**** Data lines
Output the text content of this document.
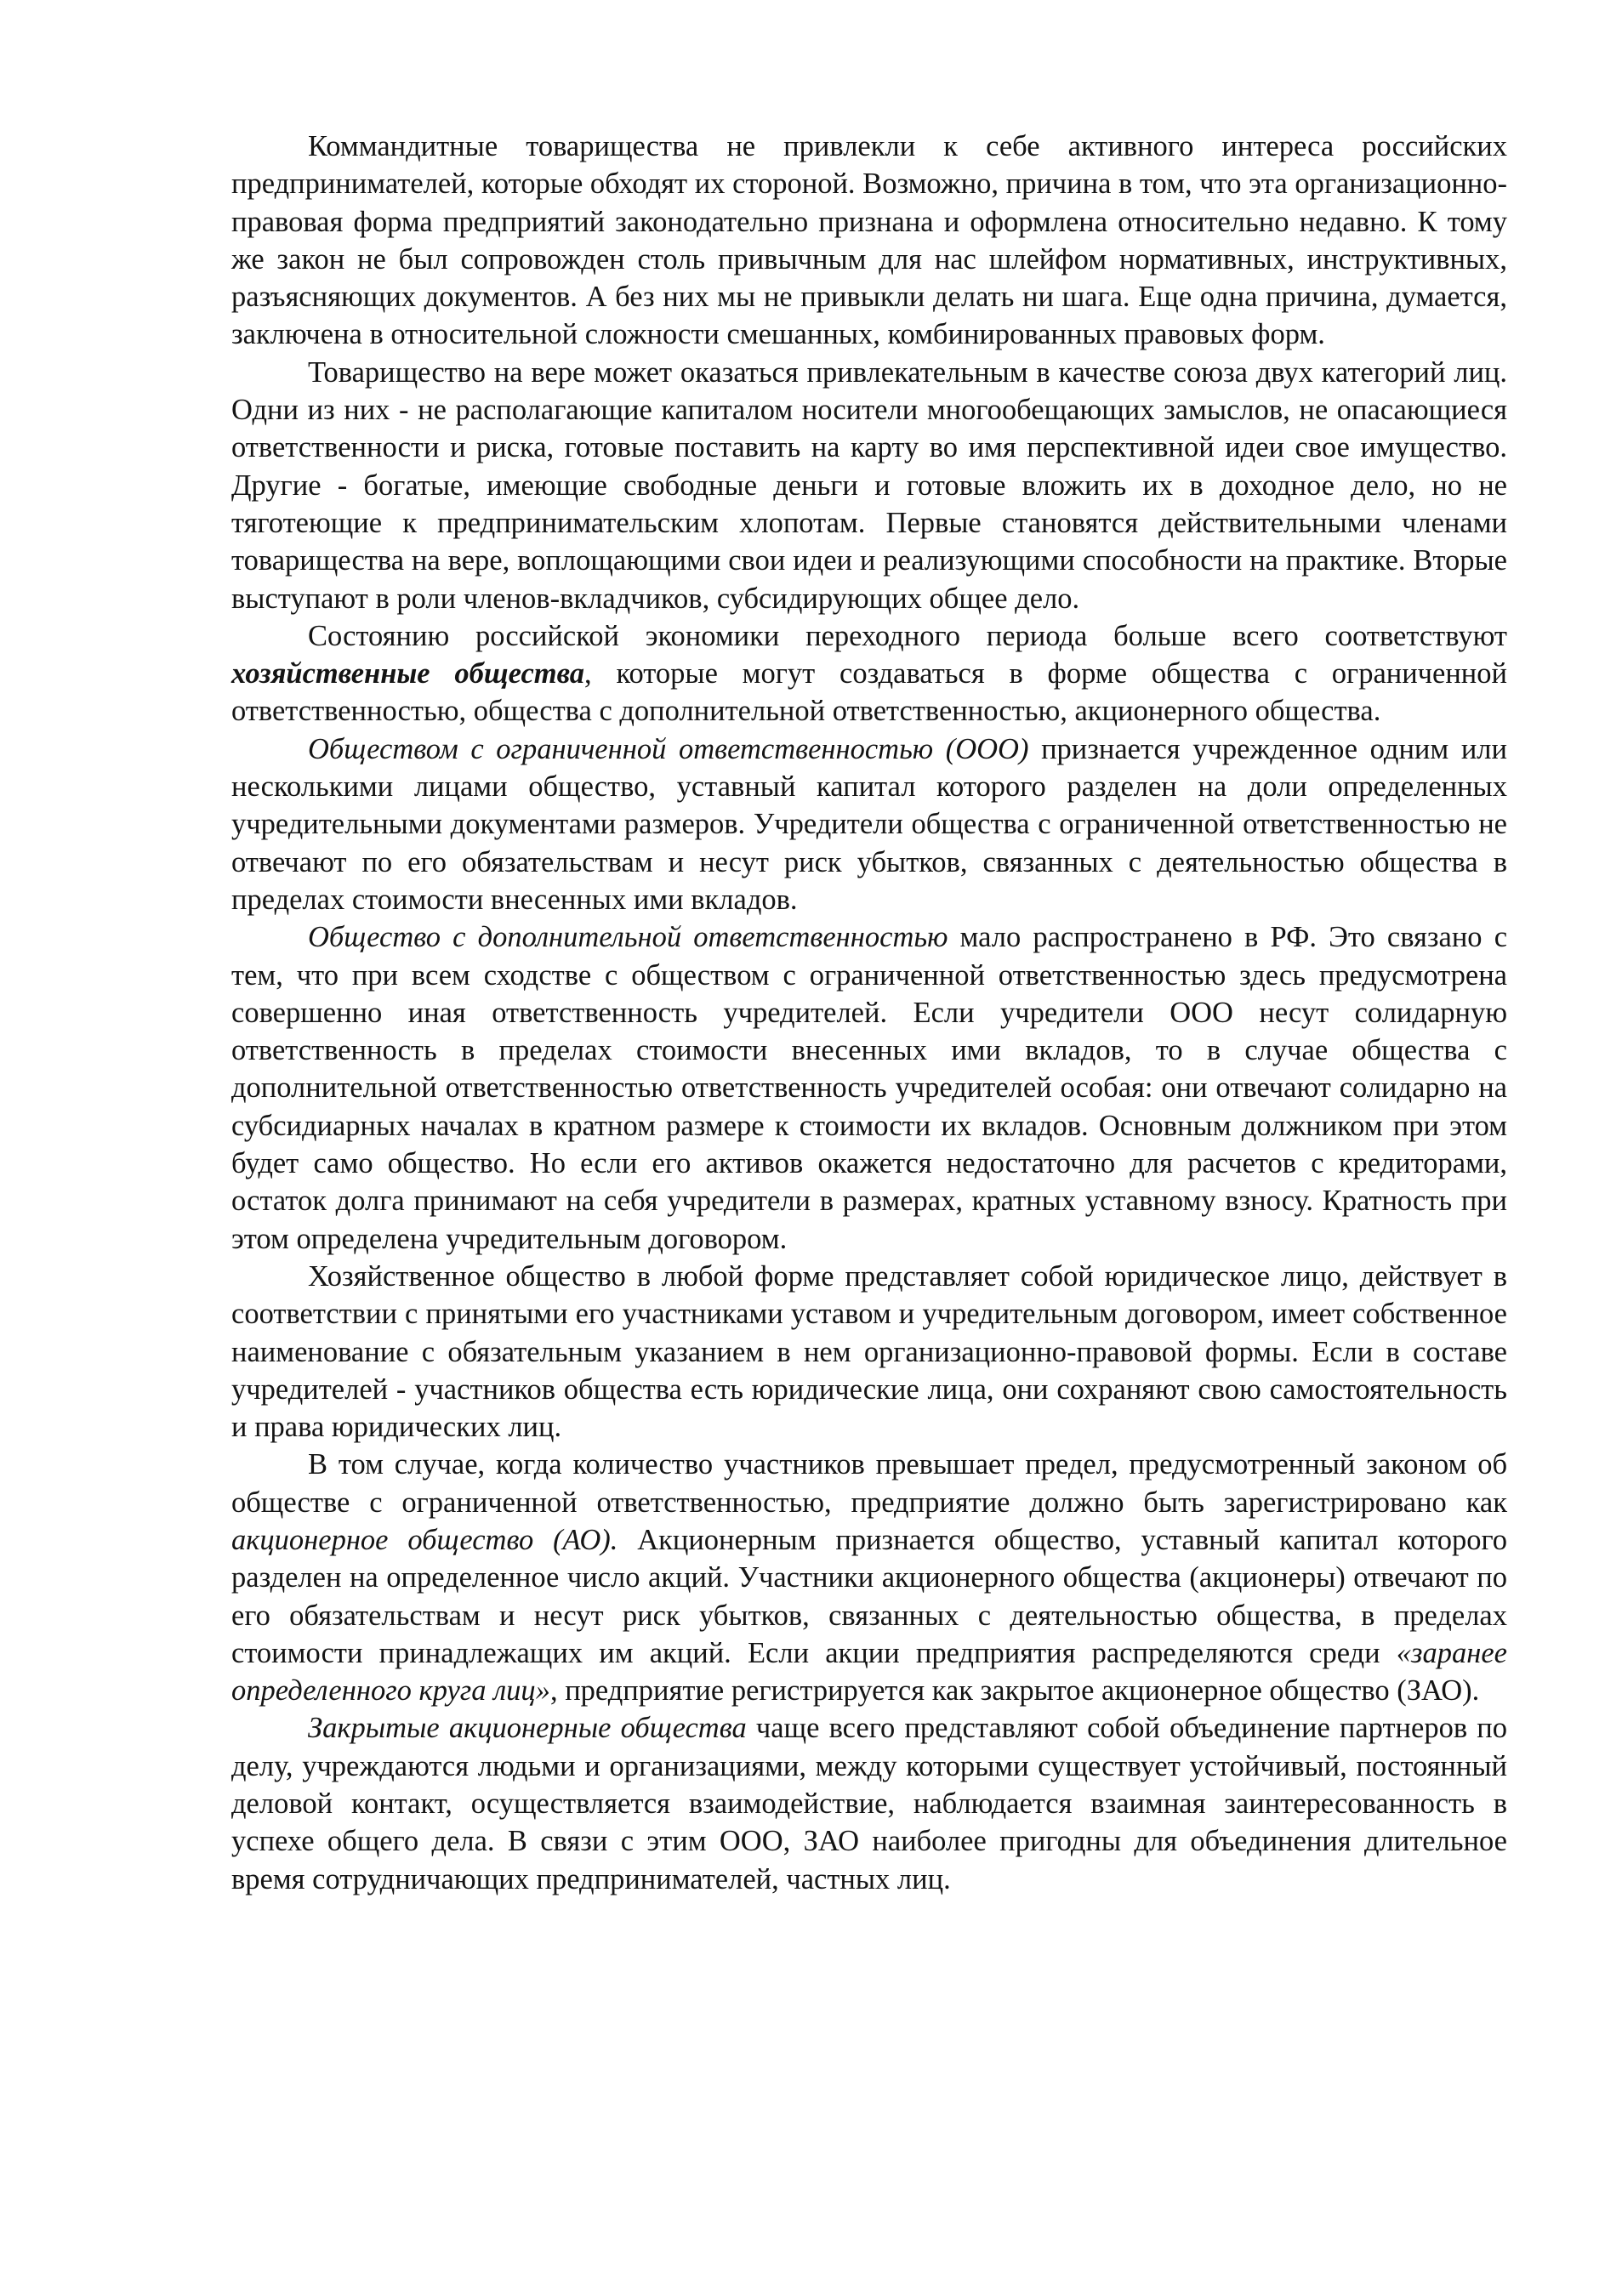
Коммандитные товарищества не привлекли к себе активного интереса российских предпринимателей, которые обходят их стороной. Возможно, причина в том, что эта организационно-правовая форма предприятий законодательно признана и оформлена относительно недавно. К тому же закон не был сопровожден столь привычным для нас шлейфом нормативных, инструктивных, разъясняющих документов. А без них мы не привыкли делать ни шага. Еще одна причина, думается, заключена в относительной сложности смешанных, комбинированных правовых форм.

Товарищество на вере может оказаться привлекательным в качестве союза двух категорий лиц. Одни из них - не располагающие капиталом носители многообещающих замыслов, не опасающиеся ответственности и риска, готовые поставить на карту во имя перспективной идеи свое имущество. Другие - богатые, имеющие свободные деньги и готовые вложить их в доходное дело, но не тяготеющие к предпринимательским хлопотам. Первые становятся действительными членами товарищества на вере, воплощающими свои идеи и реализующими способности на практике. Вторые выступают в роли членов-вкладчиков, субсидирующих общее дело.

Состоянию российской экономики переходного периода больше всего соответствуют хозяйственные общества, которые могут создаваться в форме общества с ограниченной ответственностью, общества с дополнительной ответственностью, акционерного общества.

Обществом с ограниченной ответственностью (ООО) признается учрежденное одним или несколькими лицами общество, уставный капитал которого разделен на доли определенных учредительными документами размеров. Учредители общества с ограниченной ответственностью не отвечают по его обязательствам и несут риск убытков, связанных с деятельностью общества в пределах стоимости внесенных ими вкладов.

Общество с дополнительной ответственностью мало распространено в РФ. Это связано с тем, что при всем сходстве с обществом с ограниченной ответственностью здесь предусмотрена совершенно иная ответственность учредителей. Если учредители ООО несут солидарную ответственность в пределах стоимости внесенных ими вкладов, то в случае общества с дополнительной ответственностью ответственность учредителей особая: они отвечают солидарно на субсидиарных началах в кратном размере к стоимости их вкладов. Основным должником при этом будет само общество. Но если его активов окажется недостаточно для расчетов с кредиторами, остаток долга принимают на себя учредители в размерах, кратных уставному взносу. Кратность при этом определена учредительным договором.

Хозяйственное общество в любой форме представляет собой юридическое лицо, действует в соответствии с принятыми его участниками уставом и учредительным договором, имеет собственное наименование с обязательным указанием в нем организационно-правовой формы. Если в составе учредителей - участников общества есть юридические лица, они сохраняют свою самостоятельность и права юридических лиц.

В том случае, когда количество участников превышает предел, предусмотренный законом об обществе с ограниченной ответственностью, предприятие должно быть зарегистрировано как акционерное общество (АО). Акционерным признается общество, уставный капитал которого разделен на определенное число акций. Участники акционерного общества (акционеры) отвечают по его обязательствам и несут риск убытков, связанных с деятельностью общества, в пределах стоимости принадлежащих им акций. Если акции предприятия распределяются среди «заранее определенного круга лиц», предприятие регистрируется как закрытое акционерное общество (ЗАО).

Закрытые акционерные общества чаще всего представляют собой объединение партнеров по делу, учреждаются людьми и организациями, между которыми существует устойчивый, постоянный деловой контакт, осуществляется взаимодействие, наблюдается взаимная заинтересованность в успехе общего дела. В связи с этим ООО, ЗАО наиболее пригодны для объединения длительное время сотрудничающих предпринимателей, частных лиц.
********
**Direction**: Write out the listing above exactly as it stands, pictures excluded.

**Reply to the task**:
Output the text content of this document.
Коммандитные товарищества не привлекли к себе активного интереса российских предпринимателей, которые обходят их стороной. Возможно, причина в том, что эта организационно-правовая форма предприятий законодательно признана и оформлена относительно недавно. К тому же закон не был сопровожден столь привычным для нас шлейфом нормативных, инструктивных, разъясняющих документов. А без них мы не привыкли делать ни шага. Еще одна причина, думается, заключена в относительной сложности смешанных, комбинированных правовых форм.

Товарищество на вере может оказаться привлекательным в качестве союза двух категорий лиц. Одни из них - не располагающие капиталом носители многообещающих замыслов, не опасающиеся ответственности и риска, готовые поставить на карту во имя перспективной идеи свое имущество. Другие - богатые, имеющие свободные деньги и готовые вложить их в доходное дело, но не тяготеющие к предпринимательским хлопотам. Первые становятся действительными членами товарищества на вере, воплощающими свои идеи и реализующими способности на практике. Вторые выступают в роли членов-вкладчиков, субсидирующих общее дело.

Состоянию российской экономики переходного периода больше всего соответствуют хозяйственные общества, которые могут создаваться в форме общества с ограниченной ответственностью, общества с дополнительной ответственностью, акционерного общества.

Обществом с ограниченной ответственностью (ООО) признается учрежденное одним или несколькими лицами общество, уставный капитал которого разделен на доли определенных учредительными документами размеров. Учредители общества с ограниченной ответственностью не отвечают по его обязательствам и несут риск убытков, связанных с деятельностью общества в пределах стоимости внесенных ими вкладов.

Общество с дополнительной ответственностью мало распространено в РФ. Это связано с тем, что при всем сходстве с обществом с ограниченной ответственностью здесь предусмотрена совершенно иная ответственность учредителей. Если учредители ООО несут солидарную ответственность в пределах стоимости внесенных ими вкладов, то в случае общества с дополнительной ответственностью ответственность учредителей особая: они отвечают солидарно на субсидиарных началах в кратном размере к стоимости их вкладов. Основным должником при этом будет само общество. Но если его активов окажется недостаточно для расчетов с кредиторами, остаток долга принимают на себя учредители в размерах, кратных уставному взносу. Кратность при этом определена учредительным договором.

Хозяйственное общество в любой форме представляет собой юридическое лицо, действует в соответствии с принятыми его участниками уставом и учредительным договором, имеет собственное наименование с обязательным указанием в нем организационно-правовой формы. Если в составе учредителей - участников общества есть юридические лица, они сохраняют свою самостоятельность и права юридических лиц.

В том случае, когда количество участников превышает предел, предусмотренный законом об обществе с ограниченной ответственностью, предприятие должно быть зарегистрировано как акционерное общество (АО). Акционерным признается общество, уставный капитал которого разделен на определенное число акций. Участники акционерного общества (акционеры) отвечают по его обязательствам и несут риск убытков, связанных с деятельностью общества, в пределах стоимости принадлежащих им акций. Если акции предприятия распределяются среди «заранее определенного круга лиц», предприятие регистрируется как закрытое акционерное общество (ЗАО).

Закрытые акционерные общества чаще всего представляют собой объединение партнеров по делу, учреждаются людьми и организациями, между которыми существует устойчивый, постоянный деловой контакт, осуществляется взаимодействие, наблюдается взаимная заинтересованность в успехе общего дела. В связи с этим ООО, ЗАО наиболее пригодны для объединения длительное время сотрудничающих предпринимателей, частных лиц.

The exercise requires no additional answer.